→ **Entries provided**
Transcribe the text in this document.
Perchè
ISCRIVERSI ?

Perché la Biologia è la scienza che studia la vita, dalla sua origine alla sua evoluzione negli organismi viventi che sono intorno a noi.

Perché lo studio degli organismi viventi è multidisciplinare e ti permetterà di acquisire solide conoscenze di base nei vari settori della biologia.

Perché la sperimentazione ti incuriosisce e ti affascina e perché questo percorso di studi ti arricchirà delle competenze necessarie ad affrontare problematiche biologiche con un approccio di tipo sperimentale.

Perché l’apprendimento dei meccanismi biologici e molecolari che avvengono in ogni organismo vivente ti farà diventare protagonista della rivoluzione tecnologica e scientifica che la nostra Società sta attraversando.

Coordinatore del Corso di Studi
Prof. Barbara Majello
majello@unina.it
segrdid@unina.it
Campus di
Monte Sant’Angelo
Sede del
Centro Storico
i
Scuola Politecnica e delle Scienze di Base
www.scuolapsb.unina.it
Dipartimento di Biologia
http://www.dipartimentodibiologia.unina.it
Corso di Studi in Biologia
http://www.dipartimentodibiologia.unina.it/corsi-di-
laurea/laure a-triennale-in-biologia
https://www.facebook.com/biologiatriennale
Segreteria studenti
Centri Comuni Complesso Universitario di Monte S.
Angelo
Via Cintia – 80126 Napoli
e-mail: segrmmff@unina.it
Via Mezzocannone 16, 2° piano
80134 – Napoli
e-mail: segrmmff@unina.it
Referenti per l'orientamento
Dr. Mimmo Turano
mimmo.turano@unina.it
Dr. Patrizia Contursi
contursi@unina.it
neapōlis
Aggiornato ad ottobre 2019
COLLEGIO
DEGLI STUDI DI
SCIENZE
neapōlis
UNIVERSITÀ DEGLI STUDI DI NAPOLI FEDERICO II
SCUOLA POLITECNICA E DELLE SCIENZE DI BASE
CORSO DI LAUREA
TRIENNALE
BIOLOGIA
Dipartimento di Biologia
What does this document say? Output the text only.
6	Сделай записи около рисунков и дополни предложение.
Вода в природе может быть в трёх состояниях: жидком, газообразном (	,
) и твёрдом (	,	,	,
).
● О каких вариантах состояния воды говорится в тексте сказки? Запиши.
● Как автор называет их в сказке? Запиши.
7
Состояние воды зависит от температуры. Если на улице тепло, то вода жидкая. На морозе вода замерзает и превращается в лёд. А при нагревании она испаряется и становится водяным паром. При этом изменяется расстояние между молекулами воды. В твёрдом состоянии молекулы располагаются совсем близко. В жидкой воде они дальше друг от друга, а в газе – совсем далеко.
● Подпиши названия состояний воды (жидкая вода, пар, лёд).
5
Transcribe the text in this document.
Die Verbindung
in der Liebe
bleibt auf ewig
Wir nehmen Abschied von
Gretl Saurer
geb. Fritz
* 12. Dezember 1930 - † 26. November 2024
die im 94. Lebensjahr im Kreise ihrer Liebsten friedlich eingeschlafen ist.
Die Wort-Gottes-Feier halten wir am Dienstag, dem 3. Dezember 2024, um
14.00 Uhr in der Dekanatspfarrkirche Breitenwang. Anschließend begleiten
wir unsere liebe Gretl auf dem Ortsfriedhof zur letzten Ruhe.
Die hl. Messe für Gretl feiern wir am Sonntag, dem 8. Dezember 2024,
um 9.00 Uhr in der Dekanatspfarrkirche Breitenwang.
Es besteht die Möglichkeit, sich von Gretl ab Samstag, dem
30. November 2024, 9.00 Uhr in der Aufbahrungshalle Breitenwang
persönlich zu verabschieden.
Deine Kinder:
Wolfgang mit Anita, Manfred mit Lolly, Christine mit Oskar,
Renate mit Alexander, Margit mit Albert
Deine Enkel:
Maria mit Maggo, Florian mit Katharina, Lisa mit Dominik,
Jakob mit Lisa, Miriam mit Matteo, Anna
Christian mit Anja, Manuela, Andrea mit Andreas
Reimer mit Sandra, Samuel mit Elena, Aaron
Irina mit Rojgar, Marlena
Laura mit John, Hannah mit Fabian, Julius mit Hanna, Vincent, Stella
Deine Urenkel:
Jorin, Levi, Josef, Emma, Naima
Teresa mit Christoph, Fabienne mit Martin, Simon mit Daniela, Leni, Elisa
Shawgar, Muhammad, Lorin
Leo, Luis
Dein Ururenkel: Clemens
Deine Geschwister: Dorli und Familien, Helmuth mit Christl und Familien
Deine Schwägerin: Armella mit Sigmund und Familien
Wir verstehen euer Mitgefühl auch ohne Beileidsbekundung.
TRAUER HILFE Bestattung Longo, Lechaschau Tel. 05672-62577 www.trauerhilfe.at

→ **Do this**
Scan the listing above for the word "unina" and copy every line that holds it.

→ **Task response**
majello@unina.it
segrdid@unina.it
www.scuolapsb.unina.it
http://www.dipartimentodibiologia.unina.it
http://www.dipartimentodibiologia.unina.it/corsi-di-
e-mail: segrmmff@unina.it
e-mail: segrmmff@unina.it
mimmo.turano@unina.it
contursi@unina.it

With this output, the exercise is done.